◆ **GOAL**
Copy out each line of the material below with no changes.

[Saved entries]
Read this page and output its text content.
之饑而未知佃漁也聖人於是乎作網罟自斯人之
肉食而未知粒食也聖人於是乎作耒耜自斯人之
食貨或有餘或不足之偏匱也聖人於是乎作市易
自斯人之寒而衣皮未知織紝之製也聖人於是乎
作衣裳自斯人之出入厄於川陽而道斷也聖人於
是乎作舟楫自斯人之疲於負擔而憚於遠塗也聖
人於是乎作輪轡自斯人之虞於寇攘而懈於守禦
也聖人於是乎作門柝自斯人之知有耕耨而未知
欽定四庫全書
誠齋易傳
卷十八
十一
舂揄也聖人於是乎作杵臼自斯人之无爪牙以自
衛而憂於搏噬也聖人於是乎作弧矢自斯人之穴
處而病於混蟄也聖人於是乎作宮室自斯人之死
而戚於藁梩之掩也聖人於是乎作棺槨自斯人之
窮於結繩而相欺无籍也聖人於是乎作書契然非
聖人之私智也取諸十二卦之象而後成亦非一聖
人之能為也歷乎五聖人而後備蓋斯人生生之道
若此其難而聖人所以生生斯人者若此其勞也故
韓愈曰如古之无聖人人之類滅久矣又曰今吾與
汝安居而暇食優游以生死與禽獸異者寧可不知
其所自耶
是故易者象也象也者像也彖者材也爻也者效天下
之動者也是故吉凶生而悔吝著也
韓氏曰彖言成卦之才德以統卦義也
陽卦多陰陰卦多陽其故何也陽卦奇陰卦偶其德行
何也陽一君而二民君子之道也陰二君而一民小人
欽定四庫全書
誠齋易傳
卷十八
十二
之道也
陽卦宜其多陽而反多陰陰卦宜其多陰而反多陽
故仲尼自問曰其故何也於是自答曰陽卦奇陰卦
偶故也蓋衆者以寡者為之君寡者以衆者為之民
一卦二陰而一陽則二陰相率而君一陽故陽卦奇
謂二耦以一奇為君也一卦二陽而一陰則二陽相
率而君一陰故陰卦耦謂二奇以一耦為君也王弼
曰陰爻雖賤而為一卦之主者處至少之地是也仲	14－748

◆ **RESULT BELOW**
Read this page and output its text content.
之饑而未知佃漁也聖人於是乎作網罟自斯人之
肉食而未知粒食也聖人於是乎作耒耜自斯人之
食貨或有餘或不足之偏匱也聖人於是乎作市易
自斯人之寒而衣皮未知織紝之製也聖人於是乎
作衣裳自斯人之出入厄於川陽而道斷也聖人於
是乎作舟楫自斯人之疲於負擔而憚於遠塗也聖
人於是乎作輪轡自斯人之虞於寇攘而懈於守禦
也聖人於是乎作門柝自斯人之知有耕耨而未知
欽定四庫全書
誠齋易傳
卷十八
十一
舂揄也聖人於是乎作杵臼自斯人之无爪牙以自
衛而憂於搏噬也聖人於是乎作弧矢自斯人之穴
處而病於混蟄也聖人於是乎作宮室自斯人之死
而戚於藁梩之掩也聖人於是乎作棺槨自斯人之
窮於結繩而相欺无籍也聖人於是乎作書契然非
聖人之私智也取諸十二卦之象而後成亦非一聖
人之能為也歷乎五聖人而後備蓋斯人生生之道
若此其難而聖人所以生生斯人者若此其勞也故
韓愈曰如古之无聖人人之類滅久矣又曰今吾與
汝安居而暇食優游以生死與禽獸異者寧可不知
其所自耶
是故易者象也象也者像也彖者材也爻也者效天下
之動者也是故吉凶生而悔吝著也
韓氏曰彖言成卦之才德以統卦義也
陽卦多陰陰卦多陽其故何也陽卦奇陰卦偶其德行
何也陽一君而二民君子之道也陰二君而一民小人
欽定四庫全書
誠齋易傳
卷十八
十二
之道也
陽卦宜其多陽而反多陰陰卦宜其多陰而反多陽
故仲尼自問曰其故何也於是自答曰陽卦奇陰卦
偶故也蓋衆者以寡者為之君寡者以衆者為之民
一卦二陰而一陽則二陰相率而君一陽故陽卦奇
謂二耦以一奇為君也一卦二陽而一陰則二陽相
率而君一陰故陰卦耦謂二奇以一耦為君也王弼
曰陰爻雖賤而為一卦之主者處至少之地是也仲	14－748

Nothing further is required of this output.